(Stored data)
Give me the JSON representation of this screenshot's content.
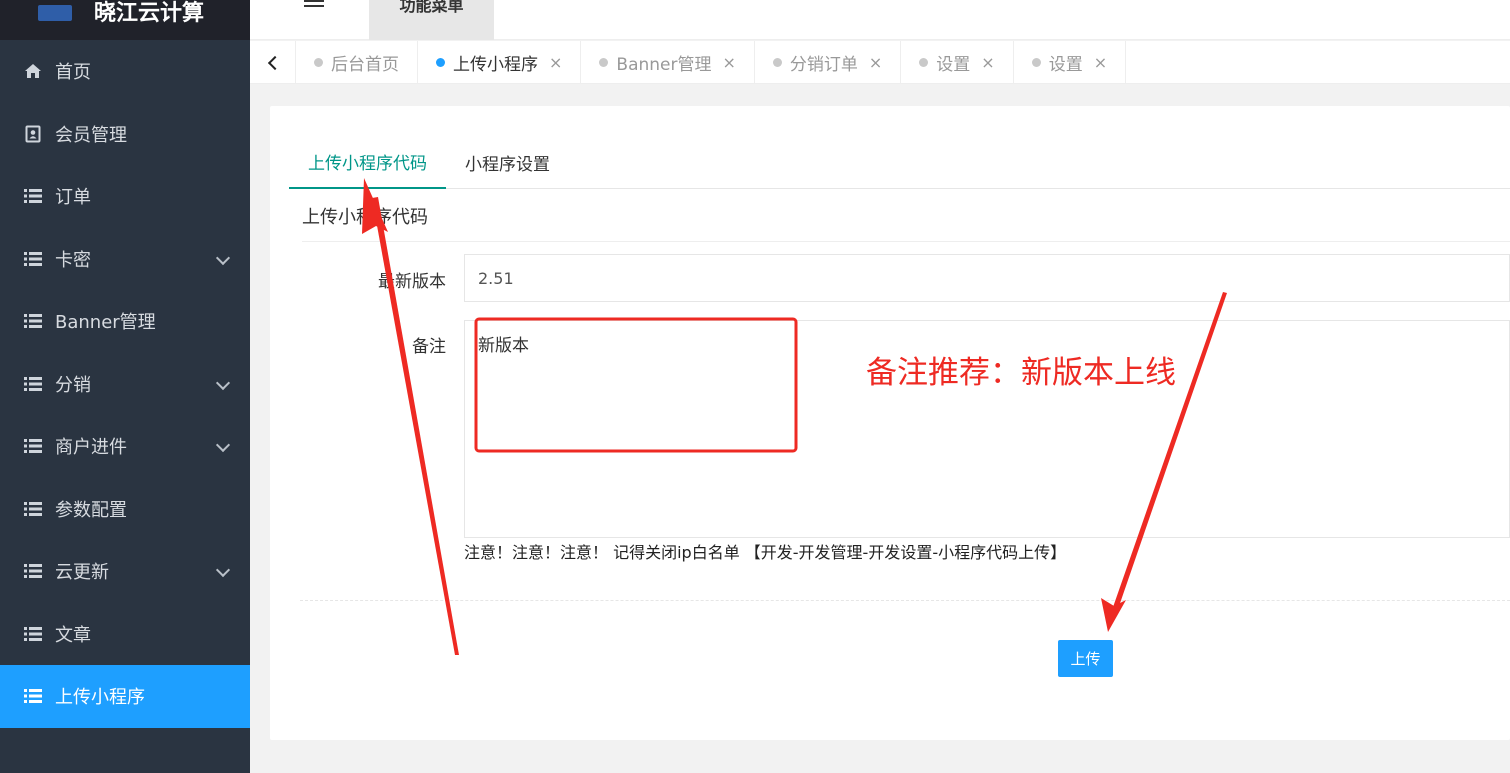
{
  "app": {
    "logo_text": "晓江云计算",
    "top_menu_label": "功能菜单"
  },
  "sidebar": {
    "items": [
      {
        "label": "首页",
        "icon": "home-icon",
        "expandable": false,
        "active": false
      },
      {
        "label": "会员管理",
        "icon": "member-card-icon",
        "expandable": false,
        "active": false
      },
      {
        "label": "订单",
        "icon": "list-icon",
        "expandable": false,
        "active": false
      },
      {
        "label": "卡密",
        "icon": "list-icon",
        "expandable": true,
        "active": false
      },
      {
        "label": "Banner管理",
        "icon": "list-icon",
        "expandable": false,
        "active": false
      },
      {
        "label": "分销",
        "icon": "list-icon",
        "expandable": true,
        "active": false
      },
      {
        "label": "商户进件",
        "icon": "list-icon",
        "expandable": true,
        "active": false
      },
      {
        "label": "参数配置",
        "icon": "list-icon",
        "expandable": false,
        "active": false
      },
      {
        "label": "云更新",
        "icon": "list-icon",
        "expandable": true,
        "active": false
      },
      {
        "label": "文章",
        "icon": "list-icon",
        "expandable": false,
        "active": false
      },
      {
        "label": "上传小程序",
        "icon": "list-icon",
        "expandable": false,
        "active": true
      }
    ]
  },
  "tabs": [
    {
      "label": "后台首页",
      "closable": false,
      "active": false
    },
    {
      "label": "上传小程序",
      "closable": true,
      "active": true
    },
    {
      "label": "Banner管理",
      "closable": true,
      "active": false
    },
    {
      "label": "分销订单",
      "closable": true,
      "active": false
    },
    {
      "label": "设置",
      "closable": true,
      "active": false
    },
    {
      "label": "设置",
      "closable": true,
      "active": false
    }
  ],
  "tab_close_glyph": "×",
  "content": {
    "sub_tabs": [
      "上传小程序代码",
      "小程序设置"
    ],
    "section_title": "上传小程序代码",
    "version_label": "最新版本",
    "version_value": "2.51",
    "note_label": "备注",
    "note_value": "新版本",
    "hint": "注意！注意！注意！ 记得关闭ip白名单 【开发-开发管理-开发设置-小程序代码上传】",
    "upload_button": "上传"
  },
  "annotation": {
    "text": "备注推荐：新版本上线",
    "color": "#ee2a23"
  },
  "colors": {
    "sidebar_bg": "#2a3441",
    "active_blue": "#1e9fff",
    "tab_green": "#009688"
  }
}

▶ Exercise directions: Transcribe the listing in full. Omit the pictures and keep every line exact.

▶ Exercise response:
Give me the JSON representation of this screenshot's content.
{
  "app": {
    "logo_text": "晓江云计算",
    "top_menu_label": "功能菜单"
  },
  "sidebar": {
    "items": [
      {
        "label": "首页",
        "icon": "home-icon",
        "expandable": false,
        "active": false
      },
      {
        "label": "会员管理",
        "icon": "member-card-icon",
        "expandable": false,
        "active": false
      },
      {
        "label": "订单",
        "icon": "list-icon",
        "expandable": false,
        "active": false
      },
      {
        "label": "卡密",
        "icon": "list-icon",
        "expandable": true,
        "active": false
      },
      {
        "label": "Banner管理",
        "icon": "list-icon",
        "expandable": false,
        "active": false
      },
      {
        "label": "分销",
        "icon": "list-icon",
        "expandable": true,
        "active": false
      },
      {
        "label": "商户进件",
        "icon": "list-icon",
        "expandable": true,
        "active": false
      },
      {
        "label": "参数配置",
        "icon": "list-icon",
        "expandable": false,
        "active": false
      },
      {
        "label": "云更新",
        "icon": "list-icon",
        "expandable": true,
        "active": false
      },
      {
        "label": "文章",
        "icon": "list-icon",
        "expandable": false,
        "active": false
      },
      {
        "label": "上传小程序",
        "icon": "list-icon",
        "expandable": false,
        "active": true
      }
    ]
  },
  "tabs": [
    {
      "label": "后台首页",
      "closable": false,
      "active": false
    },
    {
      "label": "上传小程序",
      "closable": true,
      "active": true
    },
    {
      "label": "Banner管理",
      "closable": true,
      "active": false
    },
    {
      "label": "分销订单",
      "closable": true,
      "active": false
    },
    {
      "label": "设置",
      "closable": true,
      "active": false
    },
    {
      "label": "设置",
      "closable": true,
      "active": false
    }
  ],
  "tab_close_glyph": "×",
  "content": {
    "sub_tabs": [
      "上传小程序代码",
      "小程序设置"
    ],
    "section_title": "上传小程序代码",
    "version_label": "最新版本",
    "version_value": "2.51",
    "note_label": "备注",
    "note_value": "新版本",
    "hint": "注意！注意！注意！ 记得关闭ip白名单 【开发-开发管理-开发设置-小程序代码上传】",
    "upload_button": "上传"
  },
  "annotation": {
    "text": "备注推荐：新版本上线",
    "color": "#ee2a23"
  },
  "colors": {
    "sidebar_bg": "#2a3441",
    "active_blue": "#1e9fff",
    "tab_green": "#009688"
  }
}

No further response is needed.